## GIVEN INSTRUCTION:
Return every line of the material exactly.

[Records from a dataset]

============================================================

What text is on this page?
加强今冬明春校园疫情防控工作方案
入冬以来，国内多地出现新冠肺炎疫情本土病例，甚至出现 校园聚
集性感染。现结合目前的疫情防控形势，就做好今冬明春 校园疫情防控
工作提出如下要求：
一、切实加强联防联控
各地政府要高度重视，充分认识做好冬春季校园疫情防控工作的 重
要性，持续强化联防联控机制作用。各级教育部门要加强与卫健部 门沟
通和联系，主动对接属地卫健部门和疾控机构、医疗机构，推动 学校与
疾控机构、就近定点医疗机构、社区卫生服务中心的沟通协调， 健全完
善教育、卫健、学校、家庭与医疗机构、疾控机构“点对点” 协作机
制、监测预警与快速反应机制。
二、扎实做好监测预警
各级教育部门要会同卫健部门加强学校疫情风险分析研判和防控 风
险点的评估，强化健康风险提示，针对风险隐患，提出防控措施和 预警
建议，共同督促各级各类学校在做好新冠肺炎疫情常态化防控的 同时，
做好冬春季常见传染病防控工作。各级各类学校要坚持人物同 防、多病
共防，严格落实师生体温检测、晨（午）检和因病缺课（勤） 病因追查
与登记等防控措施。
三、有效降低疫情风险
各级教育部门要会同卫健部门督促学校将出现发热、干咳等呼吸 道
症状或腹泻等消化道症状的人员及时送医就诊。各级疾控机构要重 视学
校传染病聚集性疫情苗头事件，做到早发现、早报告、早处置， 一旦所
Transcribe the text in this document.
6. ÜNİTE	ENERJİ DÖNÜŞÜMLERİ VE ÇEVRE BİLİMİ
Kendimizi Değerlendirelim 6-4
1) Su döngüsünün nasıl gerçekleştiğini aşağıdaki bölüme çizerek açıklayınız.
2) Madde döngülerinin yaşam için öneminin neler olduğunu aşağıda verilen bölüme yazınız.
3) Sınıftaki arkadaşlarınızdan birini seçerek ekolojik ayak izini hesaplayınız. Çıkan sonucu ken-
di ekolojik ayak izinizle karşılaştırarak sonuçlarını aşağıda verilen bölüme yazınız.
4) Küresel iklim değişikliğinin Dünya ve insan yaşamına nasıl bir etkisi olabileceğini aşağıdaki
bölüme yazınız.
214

============================================================

## TASK RESPONSE:
What text is on this page?
加强今冬明春校园疫情防控工作方案
入冬以来，国内多地出现新冠肺炎疫情本土病例，甚至出现 校园聚
集性感染。现结合目前的疫情防控形势，就做好今冬明春 校园疫情防控
工作提出如下要求：
一、切实加强联防联控
各地政府要高度重视，充分认识做好冬春季校园疫情防控工作的 重
要性，持续强化联防联控机制作用。各级教育部门要加强与卫健部 门沟
通和联系，主动对接属地卫健部门和疾控机构、医疗机构，推动 学校与
疾控机构、就近定点医疗机构、社区卫生服务中心的沟通协调， 健全完
善教育、卫健、学校、家庭与医疗机构、疾控机构“点对点” 协作机
制、监测预警与快速反应机制。
二、扎实做好监测预警
各级教育部门要会同卫健部门加强学校疫情风险分析研判和防控 风
险点的评估，强化健康风险提示，针对风险隐患，提出防控措施和 预警
建议，共同督促各级各类学校在做好新冠肺炎疫情常态化防控的 同时，
做好冬春季常见传染病防控工作。各级各类学校要坚持人物同 防、多病
共防，严格落实师生体温检测、晨（午）检和因病缺课（勤） 病因追查
与登记等防控措施。
三、有效降低疫情风险
各级教育部门要会同卫健部门督促学校将出现发热、干咳等呼吸 道
症状或腹泻等消化道症状的人员及时送医就诊。各级疾控机构要重 视学
校传染病聚集性疫情苗头事件，做到早发现、早报告、早处置， 一旦所
Transcribe the text in this document.
6. ÜNİTE	ENERJİ DÖNÜŞÜMLERİ VE ÇEVRE BİLİMİ
Kendimizi Değerlendirelim 6-4
1) Su döngüsünün nasıl gerçekleştiğini aşağıdaki bölüme çizerek açıklayınız.
2) Madde döngülerinin yaşam için öneminin neler olduğunu aşağıda verilen bölüme yazınız.
3) Sınıftaki arkadaşlarınızdan birini seçerek ekolojik ayak izini hesaplayınız. Çıkan sonucu ken-
di ekolojik ayak izinizle karşılaştırarak sonuçlarını aşağıda verilen bölüme yazınız.
4) Küresel iklim değişikliğinin Dünya ve insan yaşamına nasıl bir etkisi olabileceğini aşağıdaki
bölüme yazınız.
214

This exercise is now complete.